*REQUIRED ACTIONS:*
[1] Write out the passage of the CUDA linking thread between "So you can't" and "you can go.", inclusive, word for word.
[2] From the listing, extract only the lines between the line holding "- chip-label: 5: [391, 429, 399, 441]" and the line holding "- left-tick: −20 10': [50, 525, 68, 585]", inclusive, and reproduce them without any change.

*SELECTION:*
[Start]

1

I am trying to optimize my simulator by leveraging run-time compilation. My code is pretty long and complex, but I identified a specific __device__ function whose performances can be strongly improved by removing all global memory accesses.

Does CUDA allow the dynamic compilation and linking of a single __device__ function (not a __global__), in order to "override" an existing function?

  • I agree with the answer by @talonmies. Replacing a function that is already compiled and linked into an object is not possible, I don't think. However I think it should be possible to load a device-compiled kernel at runtime which has a call to a `__device__` function, and then choose and compile and link at runtime the specific device function you will use for that call. – Robert Crovella Aug 09 '16 at 19:41
  • Unfortunately, I cannot choose a specific function, because the code of the function would be generated according to the model to be simulated. That is, loading different models implies different equations to be evaluated in the `__device__` function. This is why I could use the JIT compilation provided by NVRTC. – Marco S. Nobile Aug 09 '16 at 19:49
  • 1
    You could choose the function after the model is loaded and you know which function you want to use ( or which function you have just generated). – Robert Crovella Aug 09 '16 at 19:52
  • @MarcoS.Nobile are you writing the rest of the kernel yourself or are you using a library? – Pavan Yalamanchili Aug 10 '16 at 19:56
  • @PavanYalamanchili: Besides the CURAND library for RNG, the whole kernel is written by me. No external libraries of any kind. – Marco S. Nobile Aug 11 '16 at 17:49

2 Answers2

2

I am pretty sure the really short answer is no.

Although CUDA has dynamic/JIT device linker support, it is important to remember that the linkage process itself is still static.

So you can't delay load a particular function in an existing compiled GPU payload at runtime as you can in a conventional dynamic link loading environment. And the linker still requires that a single instance of all code objects and symbols be present at link time, whether that is a priori or at runtime. So you would be free to JIT link together precompiled objects with different versions of the same code, as long as a single instance of everything is present when the session is finalised and the code is loaded into the context. But that is as far as you can go.

[End]

*LISTING:*
[Start]

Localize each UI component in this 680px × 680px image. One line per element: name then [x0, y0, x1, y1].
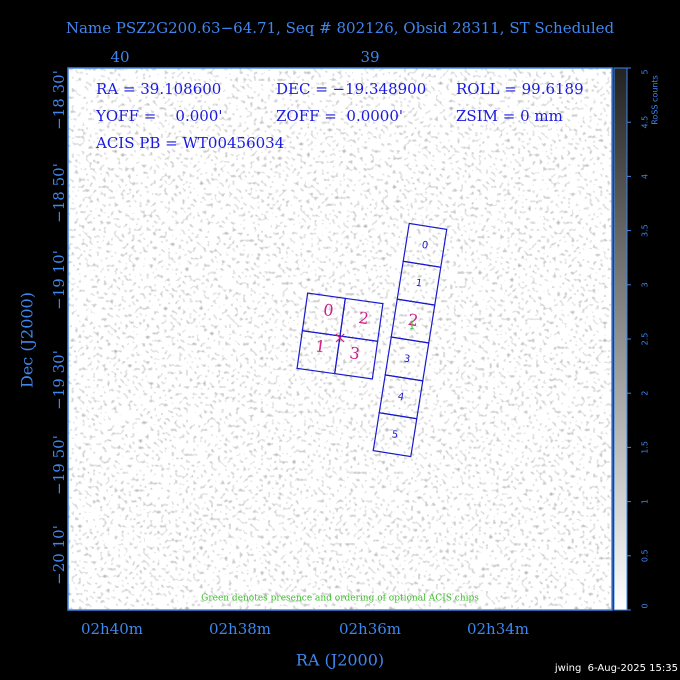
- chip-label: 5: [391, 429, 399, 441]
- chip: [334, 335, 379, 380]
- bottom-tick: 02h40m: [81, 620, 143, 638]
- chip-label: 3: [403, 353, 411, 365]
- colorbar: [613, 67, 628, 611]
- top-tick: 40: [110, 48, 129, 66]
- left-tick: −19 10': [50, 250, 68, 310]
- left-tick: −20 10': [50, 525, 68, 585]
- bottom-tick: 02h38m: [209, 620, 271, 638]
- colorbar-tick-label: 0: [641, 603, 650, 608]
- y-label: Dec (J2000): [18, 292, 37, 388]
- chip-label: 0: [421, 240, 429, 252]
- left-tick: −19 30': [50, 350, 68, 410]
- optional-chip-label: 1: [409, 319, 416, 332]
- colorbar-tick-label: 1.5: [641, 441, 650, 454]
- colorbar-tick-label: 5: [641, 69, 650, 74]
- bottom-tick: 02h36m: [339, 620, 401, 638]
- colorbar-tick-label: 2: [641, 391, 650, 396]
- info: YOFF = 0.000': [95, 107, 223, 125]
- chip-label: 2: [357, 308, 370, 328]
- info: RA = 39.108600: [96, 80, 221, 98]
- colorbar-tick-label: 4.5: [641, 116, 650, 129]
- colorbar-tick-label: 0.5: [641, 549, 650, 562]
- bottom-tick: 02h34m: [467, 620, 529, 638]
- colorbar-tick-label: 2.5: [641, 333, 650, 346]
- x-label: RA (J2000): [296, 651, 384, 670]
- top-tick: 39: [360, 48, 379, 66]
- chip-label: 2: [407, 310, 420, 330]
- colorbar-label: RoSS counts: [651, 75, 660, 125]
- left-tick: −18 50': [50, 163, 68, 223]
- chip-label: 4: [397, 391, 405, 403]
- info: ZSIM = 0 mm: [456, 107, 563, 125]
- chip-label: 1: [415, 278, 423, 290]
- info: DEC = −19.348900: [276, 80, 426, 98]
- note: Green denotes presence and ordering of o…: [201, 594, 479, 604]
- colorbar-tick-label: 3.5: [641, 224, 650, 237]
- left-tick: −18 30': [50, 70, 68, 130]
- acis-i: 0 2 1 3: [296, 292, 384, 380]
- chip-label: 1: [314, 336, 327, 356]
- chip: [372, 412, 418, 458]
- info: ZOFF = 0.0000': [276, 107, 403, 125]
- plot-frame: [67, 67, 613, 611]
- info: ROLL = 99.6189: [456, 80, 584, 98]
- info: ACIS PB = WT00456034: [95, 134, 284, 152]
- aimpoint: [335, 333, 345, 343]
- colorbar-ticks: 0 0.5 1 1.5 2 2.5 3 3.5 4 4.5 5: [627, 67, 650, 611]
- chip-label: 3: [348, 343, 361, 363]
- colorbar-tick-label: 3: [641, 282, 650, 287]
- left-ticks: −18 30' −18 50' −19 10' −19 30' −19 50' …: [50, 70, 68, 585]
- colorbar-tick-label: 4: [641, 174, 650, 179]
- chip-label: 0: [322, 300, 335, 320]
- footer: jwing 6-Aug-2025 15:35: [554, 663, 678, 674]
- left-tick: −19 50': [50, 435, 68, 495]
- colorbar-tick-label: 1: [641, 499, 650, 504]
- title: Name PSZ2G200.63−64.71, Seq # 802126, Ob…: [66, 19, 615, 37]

[End]

*PER-TASK OUTPUTS:*
[1]
So you can't delay load a particular function in an existing compiled GPU payload at runtime as you can in a conventional dynamic link loading environment. And the linker still requires that a single instance of all code objects and symbols be present at link time, whether that is a priori or at runtime. So you would be free to JIT link together precompiled objects with different versions of the same code, as long as a single instance of everything is present when the session is finalised and the code is loaded into the context. But that is as far as you can go.

[2]
- chip-label: 5: [391, 429, 399, 441]
- chip: [334, 335, 379, 380]
- bottom-tick: 02h40m: [81, 620, 143, 638]
- chip-label: 3: [403, 353, 411, 365]
- colorbar: [613, 67, 628, 611]
- top-tick: 40: [110, 48, 129, 66]
- left-tick: −19 10': [50, 250, 68, 310]
- left-tick: −20 10': [50, 525, 68, 585]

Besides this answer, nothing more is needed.